» Task description:
Determine how many lines include the string "content". Output that number only.

» Given data:
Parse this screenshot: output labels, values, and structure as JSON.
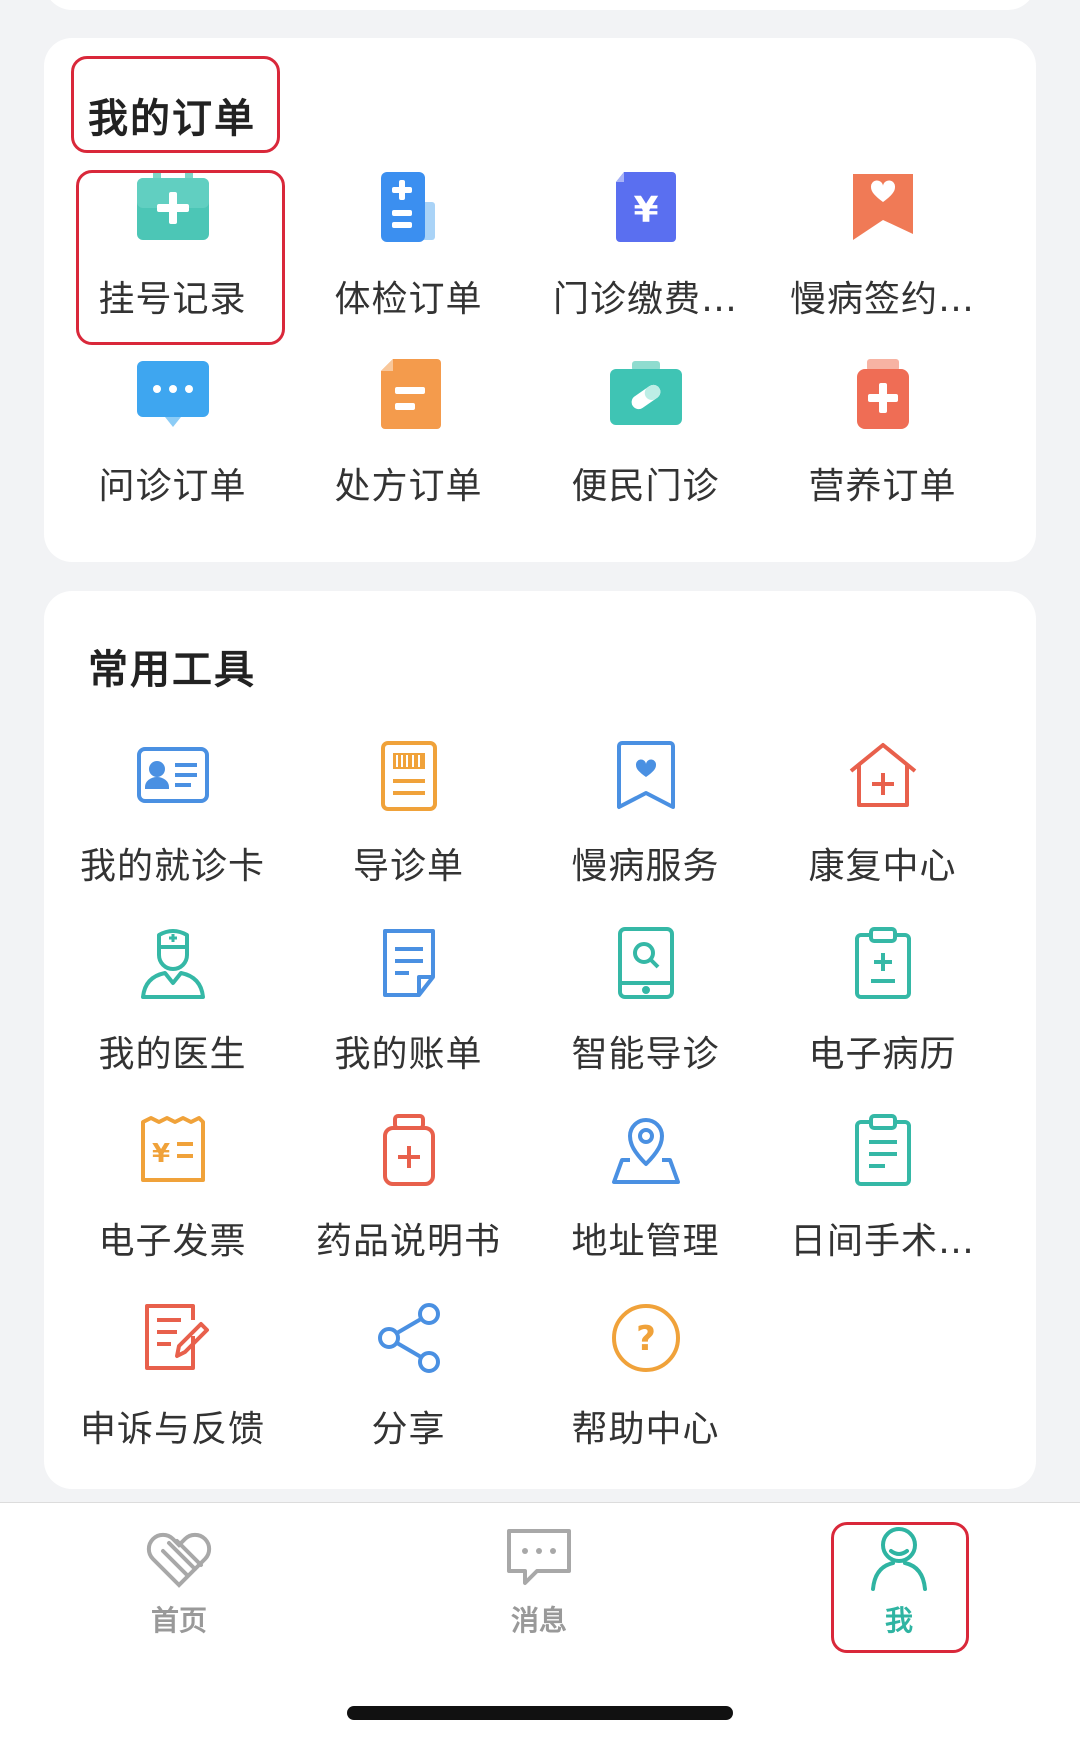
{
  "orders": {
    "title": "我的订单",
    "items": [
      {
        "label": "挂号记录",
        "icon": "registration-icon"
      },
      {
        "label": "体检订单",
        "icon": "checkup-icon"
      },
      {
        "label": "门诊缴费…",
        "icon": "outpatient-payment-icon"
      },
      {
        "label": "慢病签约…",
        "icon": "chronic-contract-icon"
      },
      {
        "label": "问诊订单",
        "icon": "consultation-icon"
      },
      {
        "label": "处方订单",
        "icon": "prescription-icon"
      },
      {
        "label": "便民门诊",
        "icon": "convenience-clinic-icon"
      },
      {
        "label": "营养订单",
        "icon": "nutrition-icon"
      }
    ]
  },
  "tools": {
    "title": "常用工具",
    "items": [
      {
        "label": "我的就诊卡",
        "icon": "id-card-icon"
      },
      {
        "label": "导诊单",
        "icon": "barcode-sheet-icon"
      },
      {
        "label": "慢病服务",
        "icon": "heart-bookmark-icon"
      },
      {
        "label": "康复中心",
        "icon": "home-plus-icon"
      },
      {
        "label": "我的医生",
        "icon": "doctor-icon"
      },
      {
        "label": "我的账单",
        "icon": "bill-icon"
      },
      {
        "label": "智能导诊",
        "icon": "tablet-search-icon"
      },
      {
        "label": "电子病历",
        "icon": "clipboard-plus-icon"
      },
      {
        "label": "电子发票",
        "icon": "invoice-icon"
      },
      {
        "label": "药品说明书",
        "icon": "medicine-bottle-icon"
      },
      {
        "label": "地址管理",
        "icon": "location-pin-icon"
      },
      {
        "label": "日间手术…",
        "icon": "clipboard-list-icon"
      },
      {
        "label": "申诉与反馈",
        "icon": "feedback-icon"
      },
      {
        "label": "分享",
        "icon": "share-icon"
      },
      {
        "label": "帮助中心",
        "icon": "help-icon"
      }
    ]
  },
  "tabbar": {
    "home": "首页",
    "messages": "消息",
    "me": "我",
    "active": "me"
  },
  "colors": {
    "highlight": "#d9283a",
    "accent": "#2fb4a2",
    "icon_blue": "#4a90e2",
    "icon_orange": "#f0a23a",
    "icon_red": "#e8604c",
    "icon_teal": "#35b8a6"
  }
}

==

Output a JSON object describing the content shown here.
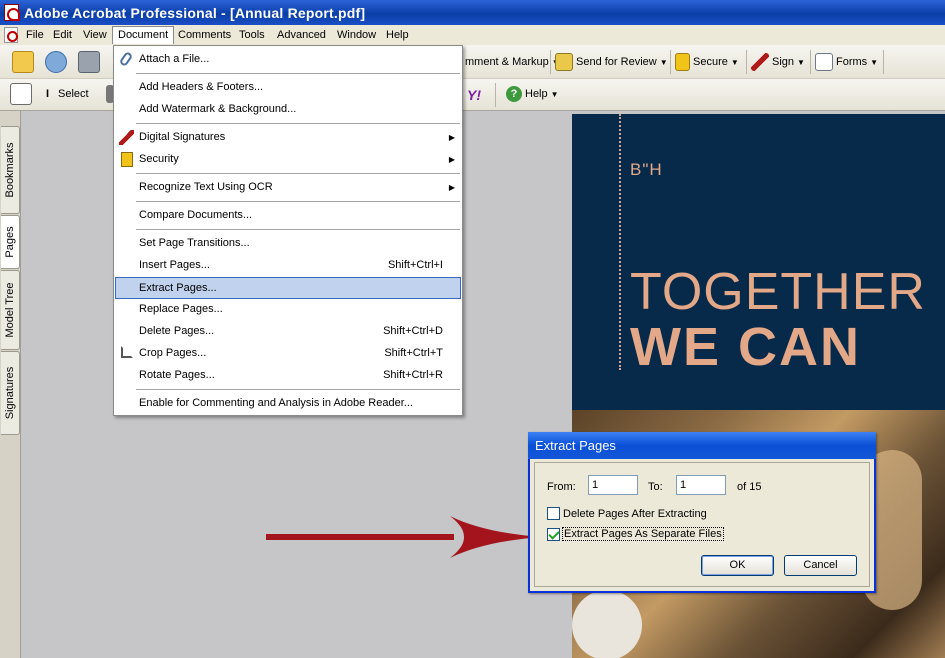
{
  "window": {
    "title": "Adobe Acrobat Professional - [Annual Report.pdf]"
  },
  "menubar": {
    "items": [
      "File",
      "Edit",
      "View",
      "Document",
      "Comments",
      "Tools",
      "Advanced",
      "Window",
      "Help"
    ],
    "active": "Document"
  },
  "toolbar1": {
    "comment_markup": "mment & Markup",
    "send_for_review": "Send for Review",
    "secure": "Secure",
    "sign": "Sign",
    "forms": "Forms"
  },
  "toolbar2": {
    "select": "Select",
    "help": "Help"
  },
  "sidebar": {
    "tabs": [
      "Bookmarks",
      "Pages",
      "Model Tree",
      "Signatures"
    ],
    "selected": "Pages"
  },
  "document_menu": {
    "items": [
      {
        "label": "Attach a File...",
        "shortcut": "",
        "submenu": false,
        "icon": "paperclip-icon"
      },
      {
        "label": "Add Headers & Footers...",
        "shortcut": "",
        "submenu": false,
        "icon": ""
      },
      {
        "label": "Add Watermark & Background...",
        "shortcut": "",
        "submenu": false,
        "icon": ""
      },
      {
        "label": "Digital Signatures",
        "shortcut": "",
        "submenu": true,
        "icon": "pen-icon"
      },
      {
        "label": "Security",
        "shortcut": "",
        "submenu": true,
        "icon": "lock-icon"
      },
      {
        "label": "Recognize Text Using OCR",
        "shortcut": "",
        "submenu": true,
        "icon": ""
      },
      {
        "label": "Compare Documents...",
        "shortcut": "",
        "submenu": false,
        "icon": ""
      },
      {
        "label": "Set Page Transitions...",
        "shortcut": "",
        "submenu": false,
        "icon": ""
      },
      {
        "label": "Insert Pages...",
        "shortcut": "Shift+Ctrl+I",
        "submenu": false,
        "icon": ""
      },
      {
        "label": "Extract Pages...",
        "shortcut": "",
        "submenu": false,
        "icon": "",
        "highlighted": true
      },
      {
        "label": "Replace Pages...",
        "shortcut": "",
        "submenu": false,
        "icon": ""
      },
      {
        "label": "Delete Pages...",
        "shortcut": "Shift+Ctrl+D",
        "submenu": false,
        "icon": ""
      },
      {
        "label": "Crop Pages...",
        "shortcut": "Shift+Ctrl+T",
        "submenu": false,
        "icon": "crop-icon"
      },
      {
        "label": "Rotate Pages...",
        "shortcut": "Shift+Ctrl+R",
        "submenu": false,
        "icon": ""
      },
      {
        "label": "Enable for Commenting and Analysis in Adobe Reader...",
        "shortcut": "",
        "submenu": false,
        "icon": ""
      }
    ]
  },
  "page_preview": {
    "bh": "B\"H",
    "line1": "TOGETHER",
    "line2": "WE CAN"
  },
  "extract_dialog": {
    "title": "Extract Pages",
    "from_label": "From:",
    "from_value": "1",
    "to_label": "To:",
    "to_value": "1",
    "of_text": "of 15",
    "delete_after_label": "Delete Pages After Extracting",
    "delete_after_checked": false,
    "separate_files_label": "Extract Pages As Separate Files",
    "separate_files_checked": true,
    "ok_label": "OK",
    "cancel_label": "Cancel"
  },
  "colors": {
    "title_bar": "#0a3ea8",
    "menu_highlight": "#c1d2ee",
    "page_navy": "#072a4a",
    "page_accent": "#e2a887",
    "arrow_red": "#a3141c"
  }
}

...

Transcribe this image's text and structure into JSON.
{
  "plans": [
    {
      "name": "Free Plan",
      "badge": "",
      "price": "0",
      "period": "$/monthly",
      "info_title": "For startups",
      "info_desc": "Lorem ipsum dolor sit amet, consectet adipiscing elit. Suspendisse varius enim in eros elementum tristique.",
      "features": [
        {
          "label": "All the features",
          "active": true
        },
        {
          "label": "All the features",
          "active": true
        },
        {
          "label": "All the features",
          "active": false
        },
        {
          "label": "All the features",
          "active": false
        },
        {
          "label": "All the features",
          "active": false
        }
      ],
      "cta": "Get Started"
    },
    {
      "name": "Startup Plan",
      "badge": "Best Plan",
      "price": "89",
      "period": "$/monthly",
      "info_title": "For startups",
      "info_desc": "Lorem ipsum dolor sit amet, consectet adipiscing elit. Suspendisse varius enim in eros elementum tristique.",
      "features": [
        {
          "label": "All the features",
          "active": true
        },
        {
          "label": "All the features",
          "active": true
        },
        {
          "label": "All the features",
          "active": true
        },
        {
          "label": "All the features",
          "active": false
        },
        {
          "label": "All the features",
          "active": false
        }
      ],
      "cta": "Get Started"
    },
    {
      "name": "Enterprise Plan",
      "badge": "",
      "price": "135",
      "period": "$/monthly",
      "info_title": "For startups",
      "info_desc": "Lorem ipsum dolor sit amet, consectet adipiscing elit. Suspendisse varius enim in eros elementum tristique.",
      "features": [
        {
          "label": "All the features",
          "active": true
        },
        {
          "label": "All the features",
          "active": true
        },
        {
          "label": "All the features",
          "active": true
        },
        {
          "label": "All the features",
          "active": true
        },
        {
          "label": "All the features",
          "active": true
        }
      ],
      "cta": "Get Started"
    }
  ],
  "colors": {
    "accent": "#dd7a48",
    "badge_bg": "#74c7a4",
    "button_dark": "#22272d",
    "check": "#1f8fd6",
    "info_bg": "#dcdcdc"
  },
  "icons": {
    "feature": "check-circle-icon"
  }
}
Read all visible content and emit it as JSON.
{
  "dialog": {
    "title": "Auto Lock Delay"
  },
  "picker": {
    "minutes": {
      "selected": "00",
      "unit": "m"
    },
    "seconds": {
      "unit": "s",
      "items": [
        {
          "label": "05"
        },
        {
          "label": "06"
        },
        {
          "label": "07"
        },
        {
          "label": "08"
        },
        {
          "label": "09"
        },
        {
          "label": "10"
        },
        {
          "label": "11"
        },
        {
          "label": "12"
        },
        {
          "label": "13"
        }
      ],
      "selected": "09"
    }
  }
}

» The response:
2